Collect each line of the entries that holds the string "JSON".

____

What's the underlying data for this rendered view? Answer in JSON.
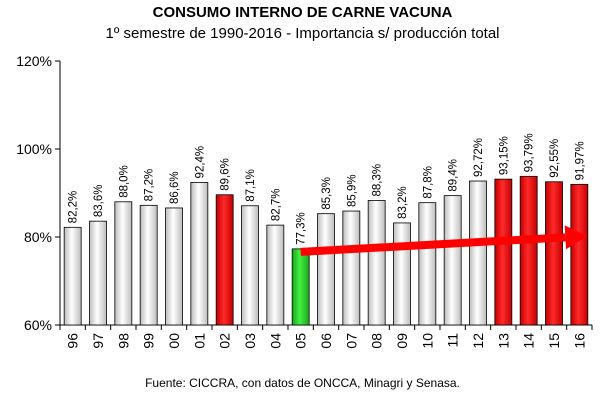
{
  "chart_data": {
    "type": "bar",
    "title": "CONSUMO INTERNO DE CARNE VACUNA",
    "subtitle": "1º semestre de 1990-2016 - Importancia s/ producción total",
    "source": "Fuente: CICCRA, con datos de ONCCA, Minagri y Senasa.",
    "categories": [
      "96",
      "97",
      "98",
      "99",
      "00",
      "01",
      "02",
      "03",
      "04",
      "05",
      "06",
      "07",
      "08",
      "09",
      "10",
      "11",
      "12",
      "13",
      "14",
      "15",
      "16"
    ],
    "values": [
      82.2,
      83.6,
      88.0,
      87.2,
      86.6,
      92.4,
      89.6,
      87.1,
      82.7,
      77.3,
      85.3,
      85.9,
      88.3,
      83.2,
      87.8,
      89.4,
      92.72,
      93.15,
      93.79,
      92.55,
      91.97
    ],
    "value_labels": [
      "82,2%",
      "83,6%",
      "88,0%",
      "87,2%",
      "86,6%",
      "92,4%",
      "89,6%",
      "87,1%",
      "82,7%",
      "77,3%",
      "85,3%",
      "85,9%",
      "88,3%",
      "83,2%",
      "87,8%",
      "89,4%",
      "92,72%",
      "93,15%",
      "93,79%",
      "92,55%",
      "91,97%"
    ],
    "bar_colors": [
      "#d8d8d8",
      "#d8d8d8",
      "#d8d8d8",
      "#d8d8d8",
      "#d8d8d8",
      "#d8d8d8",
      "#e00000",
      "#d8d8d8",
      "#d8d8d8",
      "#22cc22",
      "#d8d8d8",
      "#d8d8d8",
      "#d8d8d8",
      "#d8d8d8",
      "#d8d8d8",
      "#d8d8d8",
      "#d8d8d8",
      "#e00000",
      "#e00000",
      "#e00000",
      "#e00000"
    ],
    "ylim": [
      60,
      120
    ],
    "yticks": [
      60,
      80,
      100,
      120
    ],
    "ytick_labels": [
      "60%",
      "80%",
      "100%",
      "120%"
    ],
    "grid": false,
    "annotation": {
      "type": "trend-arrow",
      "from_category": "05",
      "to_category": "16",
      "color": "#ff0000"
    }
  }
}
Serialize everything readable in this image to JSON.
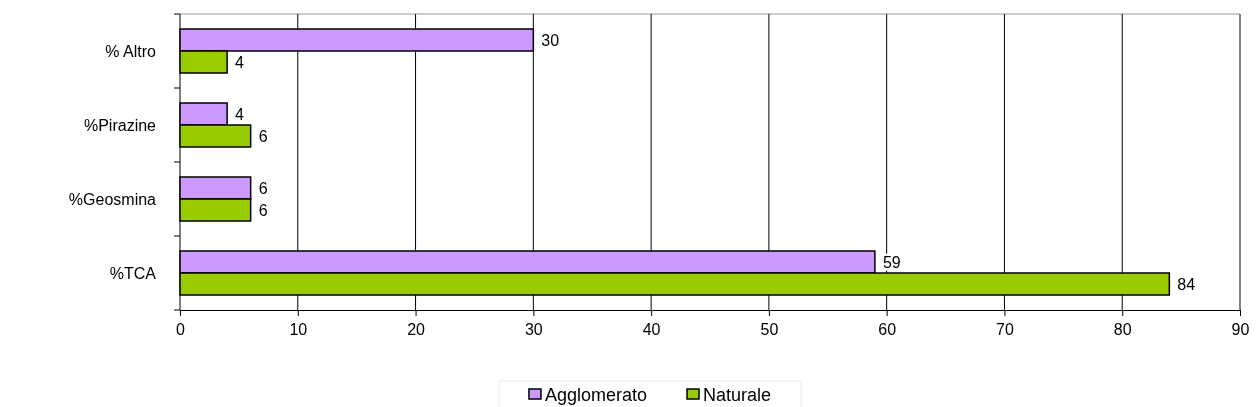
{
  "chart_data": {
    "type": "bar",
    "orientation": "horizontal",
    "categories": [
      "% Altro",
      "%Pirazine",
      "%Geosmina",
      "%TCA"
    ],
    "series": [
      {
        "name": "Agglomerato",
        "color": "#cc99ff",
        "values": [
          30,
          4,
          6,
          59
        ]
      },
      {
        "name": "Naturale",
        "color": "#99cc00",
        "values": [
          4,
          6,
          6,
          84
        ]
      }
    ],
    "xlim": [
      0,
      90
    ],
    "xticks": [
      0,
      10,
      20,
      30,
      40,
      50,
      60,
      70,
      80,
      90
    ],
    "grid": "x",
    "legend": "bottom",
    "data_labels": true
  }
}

____

§ Reply
What's the underlying data for this rendered view? Answer in JSON.
Serialize everything readable in this image to JSON.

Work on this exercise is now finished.